:: GOAL ::
Pull each line containing "title" out of the data and copy it.

:: PROVIDED DATA ::
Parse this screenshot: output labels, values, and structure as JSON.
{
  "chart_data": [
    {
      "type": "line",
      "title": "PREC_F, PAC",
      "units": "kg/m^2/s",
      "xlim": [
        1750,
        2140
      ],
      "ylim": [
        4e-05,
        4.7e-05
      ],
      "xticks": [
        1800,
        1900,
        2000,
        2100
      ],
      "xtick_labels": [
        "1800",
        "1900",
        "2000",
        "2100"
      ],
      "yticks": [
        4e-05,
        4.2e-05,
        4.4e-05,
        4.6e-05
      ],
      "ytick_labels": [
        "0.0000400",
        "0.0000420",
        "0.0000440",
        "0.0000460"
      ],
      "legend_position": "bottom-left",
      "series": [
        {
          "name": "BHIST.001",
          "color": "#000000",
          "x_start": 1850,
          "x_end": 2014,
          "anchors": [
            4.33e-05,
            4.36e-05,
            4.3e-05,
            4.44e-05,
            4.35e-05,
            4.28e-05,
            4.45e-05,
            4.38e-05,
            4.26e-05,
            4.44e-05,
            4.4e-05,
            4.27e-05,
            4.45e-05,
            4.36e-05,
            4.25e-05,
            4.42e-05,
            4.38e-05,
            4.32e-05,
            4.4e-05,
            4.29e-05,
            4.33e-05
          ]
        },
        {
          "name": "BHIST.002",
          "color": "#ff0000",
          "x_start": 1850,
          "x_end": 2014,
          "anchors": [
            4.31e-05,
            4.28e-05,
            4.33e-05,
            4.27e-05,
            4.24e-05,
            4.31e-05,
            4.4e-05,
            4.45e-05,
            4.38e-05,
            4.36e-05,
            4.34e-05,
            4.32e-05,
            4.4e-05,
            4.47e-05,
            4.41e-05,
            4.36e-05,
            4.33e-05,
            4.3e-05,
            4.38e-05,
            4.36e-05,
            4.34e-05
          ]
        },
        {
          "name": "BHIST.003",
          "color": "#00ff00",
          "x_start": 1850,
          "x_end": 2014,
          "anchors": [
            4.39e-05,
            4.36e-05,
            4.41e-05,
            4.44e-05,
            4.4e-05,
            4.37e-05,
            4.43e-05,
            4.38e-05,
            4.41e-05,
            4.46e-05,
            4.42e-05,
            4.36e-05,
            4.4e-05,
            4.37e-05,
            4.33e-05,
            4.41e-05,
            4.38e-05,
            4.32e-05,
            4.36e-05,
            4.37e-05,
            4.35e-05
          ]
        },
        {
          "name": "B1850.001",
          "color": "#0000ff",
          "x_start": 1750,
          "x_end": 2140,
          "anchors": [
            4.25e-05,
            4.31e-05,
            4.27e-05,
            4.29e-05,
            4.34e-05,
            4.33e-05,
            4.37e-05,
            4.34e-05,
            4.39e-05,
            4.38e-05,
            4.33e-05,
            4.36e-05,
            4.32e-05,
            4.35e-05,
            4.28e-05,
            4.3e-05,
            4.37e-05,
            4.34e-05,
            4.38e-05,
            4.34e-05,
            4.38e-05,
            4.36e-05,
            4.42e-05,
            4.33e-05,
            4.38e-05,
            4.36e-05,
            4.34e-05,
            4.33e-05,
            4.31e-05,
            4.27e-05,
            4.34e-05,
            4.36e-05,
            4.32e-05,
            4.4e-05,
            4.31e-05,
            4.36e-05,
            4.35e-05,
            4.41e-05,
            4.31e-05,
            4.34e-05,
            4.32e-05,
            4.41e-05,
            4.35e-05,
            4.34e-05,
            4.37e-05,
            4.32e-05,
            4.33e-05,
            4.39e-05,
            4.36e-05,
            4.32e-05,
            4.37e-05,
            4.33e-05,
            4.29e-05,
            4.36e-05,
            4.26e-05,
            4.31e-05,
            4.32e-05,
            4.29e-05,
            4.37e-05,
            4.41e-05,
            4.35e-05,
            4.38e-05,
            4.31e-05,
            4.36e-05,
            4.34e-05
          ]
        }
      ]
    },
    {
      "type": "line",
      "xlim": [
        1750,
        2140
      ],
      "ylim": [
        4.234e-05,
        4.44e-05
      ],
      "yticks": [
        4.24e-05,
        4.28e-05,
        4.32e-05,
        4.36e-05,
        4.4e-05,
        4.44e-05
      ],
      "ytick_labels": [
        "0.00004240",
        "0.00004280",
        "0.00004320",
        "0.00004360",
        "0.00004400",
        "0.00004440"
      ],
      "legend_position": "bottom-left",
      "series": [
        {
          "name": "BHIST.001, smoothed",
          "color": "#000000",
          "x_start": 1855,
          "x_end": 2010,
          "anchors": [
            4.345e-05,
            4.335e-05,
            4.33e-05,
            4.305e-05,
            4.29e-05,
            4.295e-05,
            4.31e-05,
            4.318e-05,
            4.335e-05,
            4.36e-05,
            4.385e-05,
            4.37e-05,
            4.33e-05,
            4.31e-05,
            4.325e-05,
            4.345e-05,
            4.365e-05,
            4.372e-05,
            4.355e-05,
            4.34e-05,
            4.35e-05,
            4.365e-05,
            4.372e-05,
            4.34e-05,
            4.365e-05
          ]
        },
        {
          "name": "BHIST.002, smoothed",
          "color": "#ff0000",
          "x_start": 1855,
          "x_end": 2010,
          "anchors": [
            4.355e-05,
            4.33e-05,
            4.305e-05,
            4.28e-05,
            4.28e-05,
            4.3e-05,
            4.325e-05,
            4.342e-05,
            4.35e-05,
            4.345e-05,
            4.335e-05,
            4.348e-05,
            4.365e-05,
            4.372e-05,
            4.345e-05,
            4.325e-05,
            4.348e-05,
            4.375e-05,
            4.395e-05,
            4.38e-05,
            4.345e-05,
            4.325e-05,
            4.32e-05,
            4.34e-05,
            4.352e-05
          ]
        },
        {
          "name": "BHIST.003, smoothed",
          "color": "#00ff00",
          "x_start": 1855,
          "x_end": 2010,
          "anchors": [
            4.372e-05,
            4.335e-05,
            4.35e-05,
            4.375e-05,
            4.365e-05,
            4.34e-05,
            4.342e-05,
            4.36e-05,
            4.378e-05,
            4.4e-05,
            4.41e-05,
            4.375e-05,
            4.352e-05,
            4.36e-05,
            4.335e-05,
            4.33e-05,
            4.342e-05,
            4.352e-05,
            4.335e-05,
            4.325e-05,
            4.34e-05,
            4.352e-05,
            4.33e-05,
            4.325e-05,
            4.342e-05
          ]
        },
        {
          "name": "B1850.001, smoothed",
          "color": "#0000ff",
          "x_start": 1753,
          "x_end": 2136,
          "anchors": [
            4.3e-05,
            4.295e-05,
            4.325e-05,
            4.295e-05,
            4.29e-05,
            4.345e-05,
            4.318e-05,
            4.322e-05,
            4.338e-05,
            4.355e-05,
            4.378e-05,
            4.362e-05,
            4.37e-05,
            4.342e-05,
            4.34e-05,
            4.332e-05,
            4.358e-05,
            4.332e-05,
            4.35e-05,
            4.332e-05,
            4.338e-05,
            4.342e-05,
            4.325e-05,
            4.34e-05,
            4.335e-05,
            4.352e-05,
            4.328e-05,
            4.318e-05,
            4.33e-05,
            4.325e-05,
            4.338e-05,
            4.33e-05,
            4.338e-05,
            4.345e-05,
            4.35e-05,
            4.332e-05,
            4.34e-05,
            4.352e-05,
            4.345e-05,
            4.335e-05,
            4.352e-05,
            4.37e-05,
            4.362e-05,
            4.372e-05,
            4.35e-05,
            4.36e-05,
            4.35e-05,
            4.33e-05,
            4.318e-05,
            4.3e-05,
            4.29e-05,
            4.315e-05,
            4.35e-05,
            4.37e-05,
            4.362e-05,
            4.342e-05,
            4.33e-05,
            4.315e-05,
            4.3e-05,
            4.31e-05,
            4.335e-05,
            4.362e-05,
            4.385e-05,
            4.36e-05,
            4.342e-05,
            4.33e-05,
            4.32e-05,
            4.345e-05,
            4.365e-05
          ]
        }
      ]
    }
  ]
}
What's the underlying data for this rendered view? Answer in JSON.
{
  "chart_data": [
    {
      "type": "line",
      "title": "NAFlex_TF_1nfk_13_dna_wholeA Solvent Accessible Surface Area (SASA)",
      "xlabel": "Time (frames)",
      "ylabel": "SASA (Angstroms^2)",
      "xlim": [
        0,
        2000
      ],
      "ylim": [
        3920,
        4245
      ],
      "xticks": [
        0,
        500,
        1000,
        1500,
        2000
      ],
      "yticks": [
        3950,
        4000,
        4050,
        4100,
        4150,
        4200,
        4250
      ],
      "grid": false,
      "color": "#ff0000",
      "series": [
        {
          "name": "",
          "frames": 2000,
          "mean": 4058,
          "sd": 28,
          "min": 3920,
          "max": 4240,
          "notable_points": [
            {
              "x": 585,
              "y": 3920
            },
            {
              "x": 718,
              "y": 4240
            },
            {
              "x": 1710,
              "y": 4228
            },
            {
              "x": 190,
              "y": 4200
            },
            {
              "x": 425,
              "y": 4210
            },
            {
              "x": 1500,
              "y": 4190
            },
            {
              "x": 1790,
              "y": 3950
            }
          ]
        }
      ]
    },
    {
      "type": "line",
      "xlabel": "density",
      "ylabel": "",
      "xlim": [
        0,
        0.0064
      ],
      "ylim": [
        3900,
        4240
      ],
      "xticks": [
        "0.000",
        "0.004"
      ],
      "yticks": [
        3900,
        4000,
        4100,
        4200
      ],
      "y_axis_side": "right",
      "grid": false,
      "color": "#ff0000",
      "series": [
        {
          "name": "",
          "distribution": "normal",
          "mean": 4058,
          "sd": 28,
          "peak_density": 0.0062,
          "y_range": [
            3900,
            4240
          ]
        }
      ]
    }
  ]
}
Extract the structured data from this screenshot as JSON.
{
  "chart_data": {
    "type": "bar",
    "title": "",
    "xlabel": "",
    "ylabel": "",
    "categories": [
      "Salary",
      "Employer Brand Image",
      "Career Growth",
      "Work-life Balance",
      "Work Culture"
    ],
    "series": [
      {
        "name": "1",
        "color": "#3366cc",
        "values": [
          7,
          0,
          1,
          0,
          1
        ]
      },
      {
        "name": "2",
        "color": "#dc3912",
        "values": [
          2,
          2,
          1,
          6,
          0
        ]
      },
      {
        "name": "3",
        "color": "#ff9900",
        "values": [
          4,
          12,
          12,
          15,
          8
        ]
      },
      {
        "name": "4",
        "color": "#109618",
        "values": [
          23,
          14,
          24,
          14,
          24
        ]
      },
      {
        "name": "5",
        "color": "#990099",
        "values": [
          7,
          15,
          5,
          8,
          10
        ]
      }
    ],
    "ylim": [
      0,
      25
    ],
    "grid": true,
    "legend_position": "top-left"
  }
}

:: REPLY ::
      "title": "PREC_F, PAC",
      "title": "NAFlex_TF_1nfk_13_dna_wholeA Solvent Accessible Surface Area (SASA)",
    "title": "",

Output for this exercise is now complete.